Exercise: Look through the material below. Copy every line with the string "заявок" in it.

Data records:

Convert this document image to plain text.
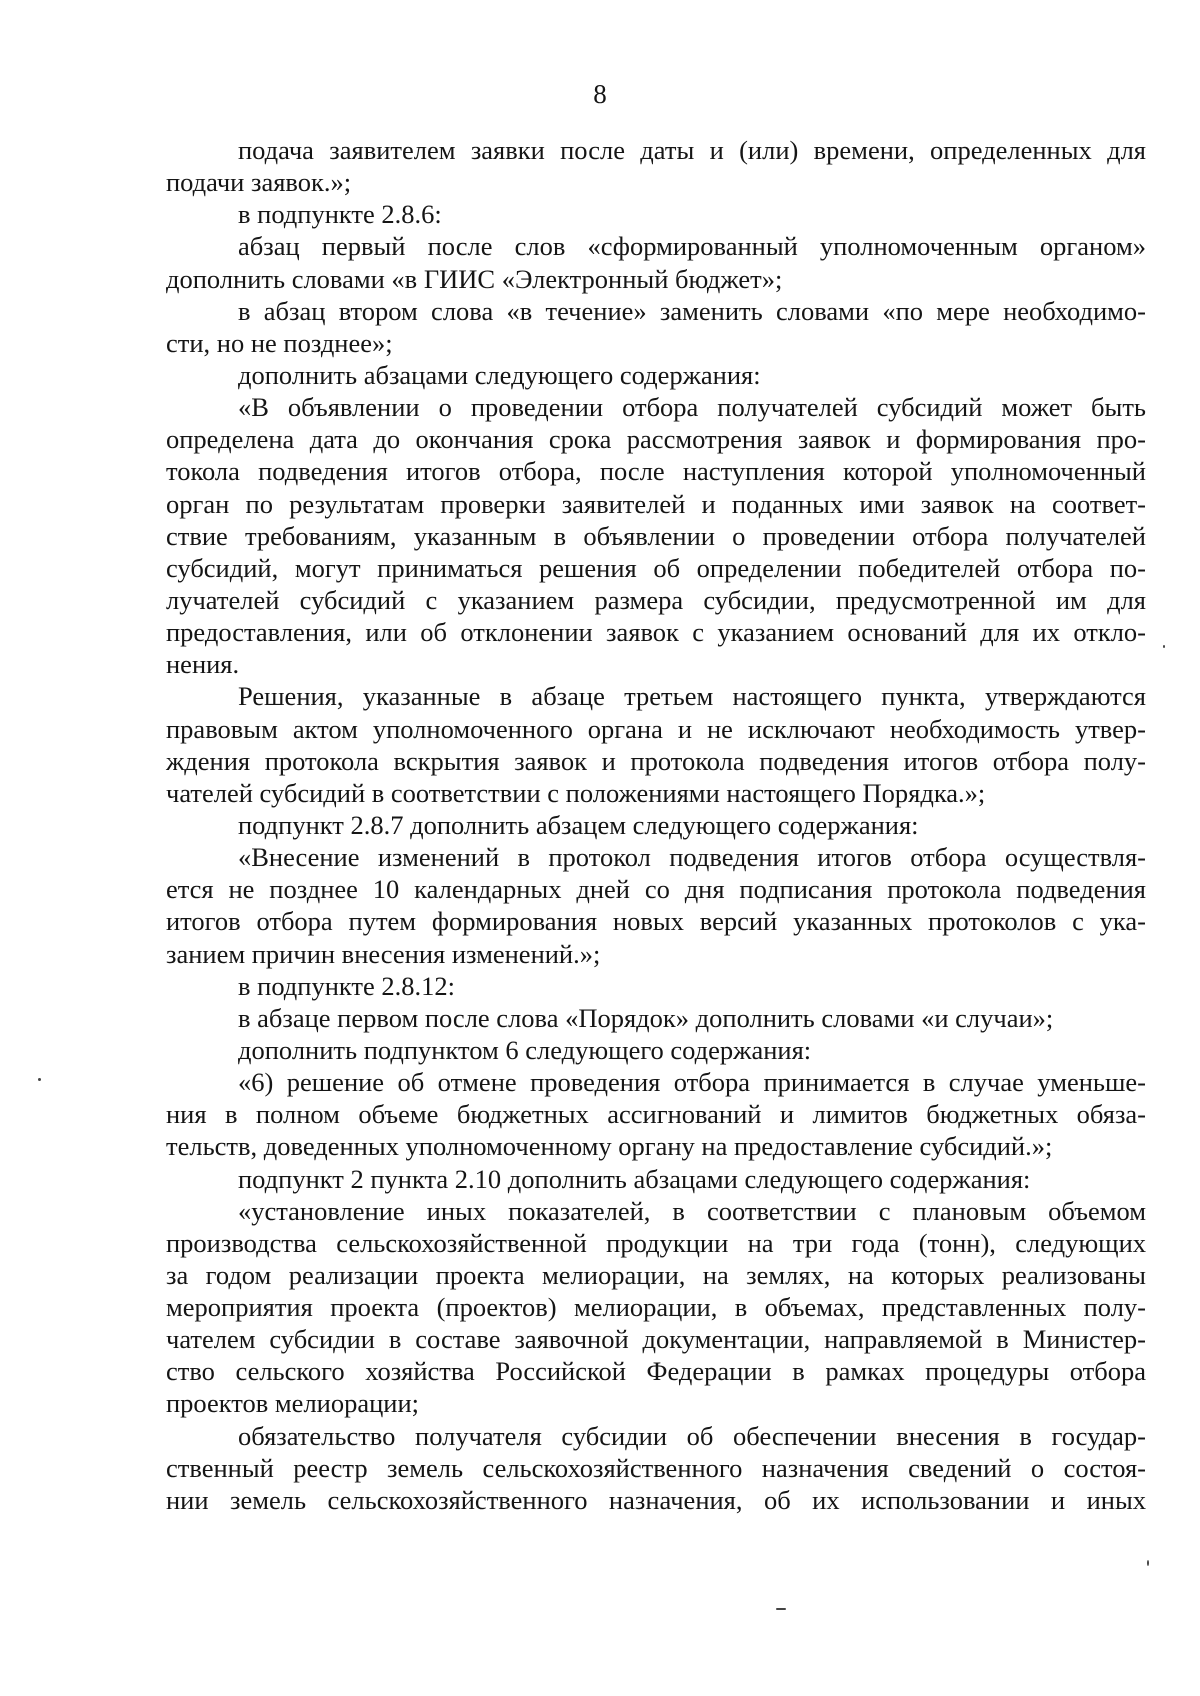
8
подача заявителем заявки после даты и (или) времени, определенных для
подачи заявок.»;
в подпункте 2.8.6:
абзац первый после слов «сформированный уполномоченным органом»
дополнить словами «в ГИИС «Электронный бюджет»;
в абзац втором слова «в течение» заменить словами «по мере необходимо-
сти, но не позднее»;
дополнить абзацами следующего содержания:
«В объявлении о проведении отбора получателей субсидий может быть
определена дата до окончания срока рассмотрения заявок и формирования про-
токола подведения итогов отбора, после наступления которой уполномоченный
орган по результатам проверки заявителей и поданных ими заявок на соответ-
ствие требованиям, указанным в объявлении о проведении отбора получателей
субсидий, могут приниматься решения об определении победителей отбора по-
лучателей субсидий с указанием размера субсидии, предусмотренной им для
предоставления, или об отклонении заявок с указанием оснований для их откло-
нения.
Решения, указанные в абзаце третьем настоящего пункта, утверждаются
правовым актом уполномоченного органа и не исключают необходимость утвер-
ждения протокола вскрытия заявок и протокола подведения итогов отбора полу-
чателей субсидий в соответствии с положениями настоящего Порядка.»;
подпункт 2.8.7 дополнить абзацем следующего содержания:
«Внесение изменений в протокол подведения итогов отбора осуществля-
ется не позднее 10 календарных дней со дня подписания протокола подведения
итогов отбора путем формирования новых версий указанных протоколов с ука-
занием причин внесения изменений.»;
в подпункте 2.8.12:
в абзаце первом после слова «Порядок» дополнить словами «и случаи»;
дополнить подпунктом 6 следующего содержания:
«6) решение об отмене проведения отбора принимается в случае уменьше-
ния в полном объеме бюджетных ассигнований и лимитов бюджетных обяза-
тельств, доведенных уполномоченному органу на предоставление субсидий.»;
подпункт 2 пункта 2.10 дополнить абзацами следующего содержания:
«установление иных показателей, в соответствии с плановым объемом
производства сельскохозяйственной продукции на три года (тонн), следующих
за годом реализации проекта мелиорации, на землях, на которых реализованы
мероприятия проекта (проектов) мелиорации, в объемах, представленных полу-
чателем субсидии в составе заявочной документации, направляемой в Министер-
ство сельского хозяйства Российской Федерации в рамках процедуры отбора
проектов мелиорации;
обязательство получателя субсидии об обеспечении внесения в государ-
ственный реестр земель сельскохозяйственного назначения сведений о состоя-
нии земель сельскохозяйственного назначения, об их использовании и иных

Answer for the task:
подачи заявок.»;
определена дата до окончания срока рассмотрения заявок и формирования про-
орган по результатам проверки заявителей и поданных ими заявок на соответ-
предоставления, или об отклонении заявок с указанием оснований для их откло-
ждения протокола вскрытия заявок и протокола подведения итогов отбора полу-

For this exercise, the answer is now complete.